• _Task to carry out_: Locate each line containing the string "лопасти" and copy it out.

::: Information shown :::

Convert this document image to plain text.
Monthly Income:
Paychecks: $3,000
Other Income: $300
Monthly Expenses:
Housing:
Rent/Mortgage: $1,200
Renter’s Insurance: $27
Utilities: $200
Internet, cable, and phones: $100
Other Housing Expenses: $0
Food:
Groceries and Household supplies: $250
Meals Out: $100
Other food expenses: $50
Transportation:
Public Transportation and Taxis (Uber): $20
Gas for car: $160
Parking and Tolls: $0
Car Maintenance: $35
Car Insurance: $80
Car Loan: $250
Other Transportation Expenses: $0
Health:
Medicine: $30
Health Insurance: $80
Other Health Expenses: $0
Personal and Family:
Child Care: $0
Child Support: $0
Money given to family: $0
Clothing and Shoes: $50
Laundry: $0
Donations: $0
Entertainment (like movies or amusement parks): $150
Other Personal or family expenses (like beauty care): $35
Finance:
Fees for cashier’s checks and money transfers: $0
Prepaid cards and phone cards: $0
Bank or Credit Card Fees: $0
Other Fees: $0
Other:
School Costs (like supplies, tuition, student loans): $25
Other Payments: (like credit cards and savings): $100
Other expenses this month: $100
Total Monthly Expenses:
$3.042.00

:::
::: Information shown :::

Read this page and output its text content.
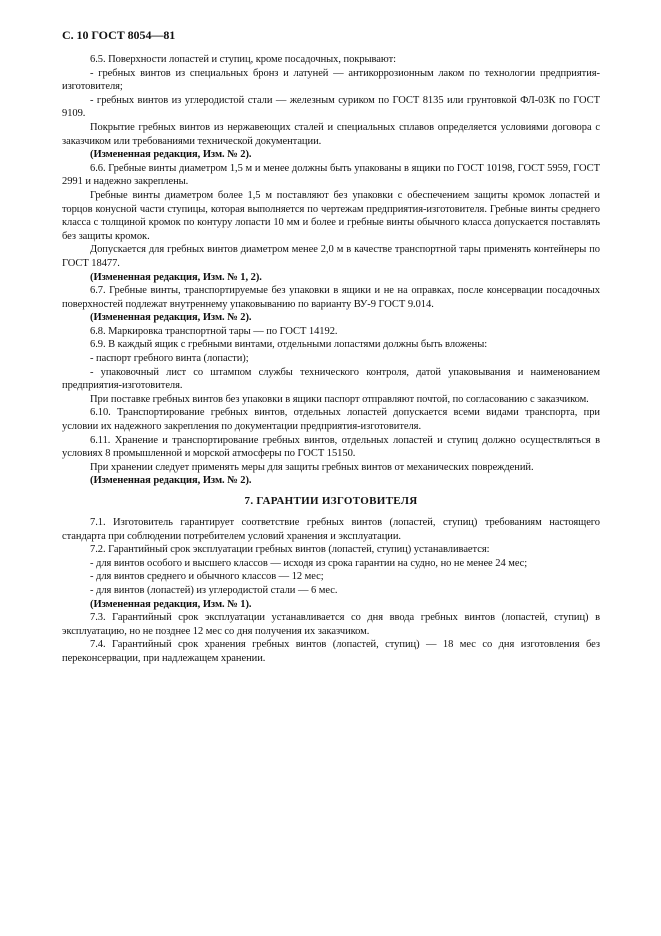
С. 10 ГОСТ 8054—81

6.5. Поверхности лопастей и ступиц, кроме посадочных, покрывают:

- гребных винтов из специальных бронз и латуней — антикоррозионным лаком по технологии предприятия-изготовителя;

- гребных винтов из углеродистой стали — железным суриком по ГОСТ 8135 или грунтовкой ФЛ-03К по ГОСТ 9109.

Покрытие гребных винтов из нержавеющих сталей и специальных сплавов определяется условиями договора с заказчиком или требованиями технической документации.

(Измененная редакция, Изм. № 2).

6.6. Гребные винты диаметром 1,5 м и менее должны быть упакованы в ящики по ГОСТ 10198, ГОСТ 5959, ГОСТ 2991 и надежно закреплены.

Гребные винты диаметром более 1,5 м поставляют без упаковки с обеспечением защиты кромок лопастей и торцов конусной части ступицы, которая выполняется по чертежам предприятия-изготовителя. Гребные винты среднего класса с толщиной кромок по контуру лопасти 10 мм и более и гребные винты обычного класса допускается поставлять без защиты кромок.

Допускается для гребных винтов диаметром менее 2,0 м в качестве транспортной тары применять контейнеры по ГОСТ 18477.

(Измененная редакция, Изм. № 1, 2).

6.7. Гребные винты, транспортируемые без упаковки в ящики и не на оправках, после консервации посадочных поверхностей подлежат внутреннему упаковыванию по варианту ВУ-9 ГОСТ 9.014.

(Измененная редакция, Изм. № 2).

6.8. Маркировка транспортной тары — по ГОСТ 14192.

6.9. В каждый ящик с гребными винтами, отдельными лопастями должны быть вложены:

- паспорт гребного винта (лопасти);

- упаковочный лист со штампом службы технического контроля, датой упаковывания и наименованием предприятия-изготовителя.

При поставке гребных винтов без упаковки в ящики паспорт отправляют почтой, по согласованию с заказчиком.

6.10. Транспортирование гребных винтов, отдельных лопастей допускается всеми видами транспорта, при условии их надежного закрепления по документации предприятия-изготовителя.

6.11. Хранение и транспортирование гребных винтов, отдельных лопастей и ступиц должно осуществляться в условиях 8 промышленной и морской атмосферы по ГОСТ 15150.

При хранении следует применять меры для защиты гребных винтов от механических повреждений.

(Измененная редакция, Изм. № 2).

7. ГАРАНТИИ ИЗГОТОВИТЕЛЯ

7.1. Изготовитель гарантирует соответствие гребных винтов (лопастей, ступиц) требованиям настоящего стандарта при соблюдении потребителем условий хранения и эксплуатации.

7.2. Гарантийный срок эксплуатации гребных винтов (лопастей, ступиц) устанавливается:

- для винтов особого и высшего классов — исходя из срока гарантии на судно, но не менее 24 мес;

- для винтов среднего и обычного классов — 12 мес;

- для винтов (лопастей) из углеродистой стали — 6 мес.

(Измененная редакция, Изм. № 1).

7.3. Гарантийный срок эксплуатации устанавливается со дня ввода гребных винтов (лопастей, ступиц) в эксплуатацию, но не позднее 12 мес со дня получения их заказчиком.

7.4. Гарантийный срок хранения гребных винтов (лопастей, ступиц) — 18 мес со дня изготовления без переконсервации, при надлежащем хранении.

:::

• _Answer for this exercise_:
Гребные винты диаметром более 1,5 м поставляют без упаковки с обеспечением защиты кромок лопастей и торцов конусной части ступицы, которая выполняется по чертежам предприятия-изготовителя. Гребные винты среднего класса с толщиной кромок по контуру лопасти 10 мм и более и гребные винты обычного класса допускается поставлять без защиты кромок.
- паспорт гребного винта (лопасти);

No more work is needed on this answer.